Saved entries
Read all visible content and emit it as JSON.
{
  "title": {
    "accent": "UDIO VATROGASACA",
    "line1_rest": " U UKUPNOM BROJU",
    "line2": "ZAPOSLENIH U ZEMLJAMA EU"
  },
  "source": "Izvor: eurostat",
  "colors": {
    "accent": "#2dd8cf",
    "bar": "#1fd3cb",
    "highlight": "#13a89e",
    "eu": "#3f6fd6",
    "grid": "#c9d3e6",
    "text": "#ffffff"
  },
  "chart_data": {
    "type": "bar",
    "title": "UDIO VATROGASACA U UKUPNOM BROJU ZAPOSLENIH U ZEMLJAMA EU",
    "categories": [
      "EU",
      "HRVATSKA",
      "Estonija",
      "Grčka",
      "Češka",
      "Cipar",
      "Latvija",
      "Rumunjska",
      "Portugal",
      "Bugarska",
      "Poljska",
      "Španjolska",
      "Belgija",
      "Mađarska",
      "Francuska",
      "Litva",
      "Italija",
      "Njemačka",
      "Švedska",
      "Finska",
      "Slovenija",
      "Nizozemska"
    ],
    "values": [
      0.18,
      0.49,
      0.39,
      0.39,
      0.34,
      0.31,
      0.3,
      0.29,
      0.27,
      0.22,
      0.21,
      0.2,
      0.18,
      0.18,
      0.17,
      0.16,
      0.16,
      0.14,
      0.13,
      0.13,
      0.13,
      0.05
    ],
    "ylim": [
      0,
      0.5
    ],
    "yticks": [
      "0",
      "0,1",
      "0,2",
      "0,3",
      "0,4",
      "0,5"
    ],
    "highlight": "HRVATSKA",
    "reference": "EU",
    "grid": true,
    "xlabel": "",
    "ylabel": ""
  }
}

= WORK TO BE COMPLETED =
All of the material above needs to be retyped word for word.

= OUTPUT =
Read all visible content and emit it as JSON.
{
  "title": {
    "accent": "UDIO VATROGASACA",
    "line1_rest": " U UKUPNOM BROJU",
    "line2": "ZAPOSLENIH U ZEMLJAMA EU"
  },
  "source": "Izvor: eurostat",
  "colors": {
    "accent": "#2dd8cf",
    "bar": "#1fd3cb",
    "highlight": "#13a89e",
    "eu": "#3f6fd6",
    "grid": "#c9d3e6",
    "text": "#ffffff"
  },
  "chart_data": {
    "type": "bar",
    "title": "UDIO VATROGASACA U UKUPNOM BROJU ZAPOSLENIH U ZEMLJAMA EU",
    "categories": [
      "EU",
      "HRVATSKA",
      "Estonija",
      "Grčka",
      "Češka",
      "Cipar",
      "Latvija",
      "Rumunjska",
      "Portugal",
      "Bugarska",
      "Poljska",
      "Španjolska",
      "Belgija",
      "Mađarska",
      "Francuska",
      "Litva",
      "Italija",
      "Njemačka",
      "Švedska",
      "Finska",
      "Slovenija",
      "Nizozemska"
    ],
    "values": [
      0.18,
      0.49,
      0.39,
      0.39,
      0.34,
      0.31,
      0.3,
      0.29,
      0.27,
      0.22,
      0.21,
      0.2,
      0.18,
      0.18,
      0.17,
      0.16,
      0.16,
      0.14,
      0.13,
      0.13,
      0.13,
      0.05
    ],
    "ylim": [
      0,
      0.5
    ],
    "yticks": [
      "0",
      "0,1",
      "0,2",
      "0,3",
      "0,4",
      "0,5"
    ],
    "highlight": "HRVATSKA",
    "reference": "EU",
    "grid": true,
    "xlabel": "",
    "ylabel": ""
  }
}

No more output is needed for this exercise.